*Task to carry out:*
Tell how many lines in the data below hold the string "contrast"; give nothing but the number.

*Record extracts:*
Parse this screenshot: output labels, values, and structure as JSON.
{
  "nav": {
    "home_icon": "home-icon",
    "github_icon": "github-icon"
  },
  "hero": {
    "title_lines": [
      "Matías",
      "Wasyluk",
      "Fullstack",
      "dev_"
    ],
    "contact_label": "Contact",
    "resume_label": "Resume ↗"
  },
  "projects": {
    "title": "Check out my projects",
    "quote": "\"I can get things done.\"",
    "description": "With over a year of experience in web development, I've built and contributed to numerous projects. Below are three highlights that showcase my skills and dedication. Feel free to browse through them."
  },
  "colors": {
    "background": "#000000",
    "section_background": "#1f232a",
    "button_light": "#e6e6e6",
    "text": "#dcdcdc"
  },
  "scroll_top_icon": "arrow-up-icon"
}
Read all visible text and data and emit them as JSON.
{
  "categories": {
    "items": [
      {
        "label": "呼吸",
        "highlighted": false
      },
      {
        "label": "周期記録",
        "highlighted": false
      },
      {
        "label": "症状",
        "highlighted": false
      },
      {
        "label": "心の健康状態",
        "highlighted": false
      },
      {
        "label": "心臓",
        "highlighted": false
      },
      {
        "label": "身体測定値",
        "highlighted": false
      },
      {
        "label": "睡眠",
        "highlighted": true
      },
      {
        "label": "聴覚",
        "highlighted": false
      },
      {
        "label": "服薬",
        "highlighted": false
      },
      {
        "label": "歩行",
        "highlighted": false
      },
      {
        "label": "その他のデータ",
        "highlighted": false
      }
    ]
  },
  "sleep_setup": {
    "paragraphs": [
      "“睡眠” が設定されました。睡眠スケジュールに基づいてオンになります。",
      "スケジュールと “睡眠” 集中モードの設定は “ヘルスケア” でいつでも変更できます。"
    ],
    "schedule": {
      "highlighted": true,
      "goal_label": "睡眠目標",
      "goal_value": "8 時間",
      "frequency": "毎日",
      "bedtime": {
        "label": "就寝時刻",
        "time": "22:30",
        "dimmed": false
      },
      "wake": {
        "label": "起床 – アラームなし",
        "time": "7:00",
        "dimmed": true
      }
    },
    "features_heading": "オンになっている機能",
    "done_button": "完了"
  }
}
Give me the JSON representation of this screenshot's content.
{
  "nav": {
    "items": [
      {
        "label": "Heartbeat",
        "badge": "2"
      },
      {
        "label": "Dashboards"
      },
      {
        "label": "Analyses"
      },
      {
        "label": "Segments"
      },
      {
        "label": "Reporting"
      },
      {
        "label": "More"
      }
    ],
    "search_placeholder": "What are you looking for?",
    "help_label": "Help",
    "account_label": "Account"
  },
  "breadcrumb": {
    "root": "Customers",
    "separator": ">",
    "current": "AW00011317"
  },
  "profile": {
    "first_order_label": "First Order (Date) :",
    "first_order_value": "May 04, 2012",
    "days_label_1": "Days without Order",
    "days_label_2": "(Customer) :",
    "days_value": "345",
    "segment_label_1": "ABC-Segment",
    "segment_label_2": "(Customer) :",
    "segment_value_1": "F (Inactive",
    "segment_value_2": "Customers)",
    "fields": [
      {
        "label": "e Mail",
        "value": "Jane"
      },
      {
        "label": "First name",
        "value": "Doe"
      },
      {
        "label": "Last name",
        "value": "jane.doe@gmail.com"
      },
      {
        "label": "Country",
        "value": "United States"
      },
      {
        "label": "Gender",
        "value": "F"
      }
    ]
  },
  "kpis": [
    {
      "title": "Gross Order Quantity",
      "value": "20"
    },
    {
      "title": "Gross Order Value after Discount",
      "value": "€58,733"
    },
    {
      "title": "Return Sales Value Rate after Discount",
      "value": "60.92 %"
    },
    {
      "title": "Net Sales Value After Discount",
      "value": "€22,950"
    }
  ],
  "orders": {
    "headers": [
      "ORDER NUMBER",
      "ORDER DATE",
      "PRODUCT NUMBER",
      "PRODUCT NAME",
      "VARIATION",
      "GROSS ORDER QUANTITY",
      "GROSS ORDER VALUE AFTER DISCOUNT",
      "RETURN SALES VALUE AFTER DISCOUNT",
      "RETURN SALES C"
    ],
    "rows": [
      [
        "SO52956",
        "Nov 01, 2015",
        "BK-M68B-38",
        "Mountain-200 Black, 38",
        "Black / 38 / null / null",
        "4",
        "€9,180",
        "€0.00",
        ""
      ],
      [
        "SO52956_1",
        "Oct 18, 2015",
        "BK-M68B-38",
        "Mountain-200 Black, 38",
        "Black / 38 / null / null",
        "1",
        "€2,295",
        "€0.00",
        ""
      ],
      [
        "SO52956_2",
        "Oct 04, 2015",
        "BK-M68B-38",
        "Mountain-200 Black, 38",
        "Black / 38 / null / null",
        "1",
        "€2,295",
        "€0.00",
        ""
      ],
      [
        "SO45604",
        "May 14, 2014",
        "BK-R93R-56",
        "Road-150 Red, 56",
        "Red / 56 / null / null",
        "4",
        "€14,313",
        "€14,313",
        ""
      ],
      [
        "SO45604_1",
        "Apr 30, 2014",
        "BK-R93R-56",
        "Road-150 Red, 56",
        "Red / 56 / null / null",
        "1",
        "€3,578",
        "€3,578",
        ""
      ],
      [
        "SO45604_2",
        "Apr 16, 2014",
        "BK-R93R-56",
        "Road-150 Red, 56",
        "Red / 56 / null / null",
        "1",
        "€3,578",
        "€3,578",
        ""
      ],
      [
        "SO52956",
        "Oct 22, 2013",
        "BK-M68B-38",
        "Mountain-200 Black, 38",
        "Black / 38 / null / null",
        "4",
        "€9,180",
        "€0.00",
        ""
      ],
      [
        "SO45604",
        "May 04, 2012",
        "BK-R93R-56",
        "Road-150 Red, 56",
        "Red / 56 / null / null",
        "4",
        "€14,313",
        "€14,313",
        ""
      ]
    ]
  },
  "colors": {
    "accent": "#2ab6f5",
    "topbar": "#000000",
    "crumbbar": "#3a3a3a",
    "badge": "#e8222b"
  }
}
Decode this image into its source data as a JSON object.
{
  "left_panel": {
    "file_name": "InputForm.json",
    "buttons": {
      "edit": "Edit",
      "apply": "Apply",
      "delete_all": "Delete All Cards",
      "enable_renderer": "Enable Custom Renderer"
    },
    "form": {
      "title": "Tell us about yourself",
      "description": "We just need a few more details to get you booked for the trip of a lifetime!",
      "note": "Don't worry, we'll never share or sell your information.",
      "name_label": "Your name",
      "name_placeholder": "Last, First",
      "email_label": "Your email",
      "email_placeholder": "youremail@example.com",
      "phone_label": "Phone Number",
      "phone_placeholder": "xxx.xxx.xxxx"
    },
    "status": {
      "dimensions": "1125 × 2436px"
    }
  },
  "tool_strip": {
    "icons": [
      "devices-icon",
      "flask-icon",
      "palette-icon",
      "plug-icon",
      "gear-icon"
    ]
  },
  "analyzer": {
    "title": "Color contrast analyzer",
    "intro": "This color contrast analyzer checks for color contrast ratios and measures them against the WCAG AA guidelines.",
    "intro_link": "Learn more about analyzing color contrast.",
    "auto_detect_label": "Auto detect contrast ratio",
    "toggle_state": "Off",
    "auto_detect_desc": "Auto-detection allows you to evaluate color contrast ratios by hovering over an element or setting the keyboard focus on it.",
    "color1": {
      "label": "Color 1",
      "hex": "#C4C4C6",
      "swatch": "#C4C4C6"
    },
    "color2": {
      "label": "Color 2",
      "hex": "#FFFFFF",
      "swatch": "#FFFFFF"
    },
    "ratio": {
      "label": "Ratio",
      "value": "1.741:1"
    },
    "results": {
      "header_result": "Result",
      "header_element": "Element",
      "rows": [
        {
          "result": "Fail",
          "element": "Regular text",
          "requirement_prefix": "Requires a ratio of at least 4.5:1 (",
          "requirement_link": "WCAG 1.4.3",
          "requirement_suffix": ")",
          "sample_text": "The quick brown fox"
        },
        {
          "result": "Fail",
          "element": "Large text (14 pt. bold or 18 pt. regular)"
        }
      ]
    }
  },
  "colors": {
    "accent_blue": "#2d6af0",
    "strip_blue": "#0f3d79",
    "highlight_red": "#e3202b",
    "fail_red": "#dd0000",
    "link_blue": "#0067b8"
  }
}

*The solution:*
5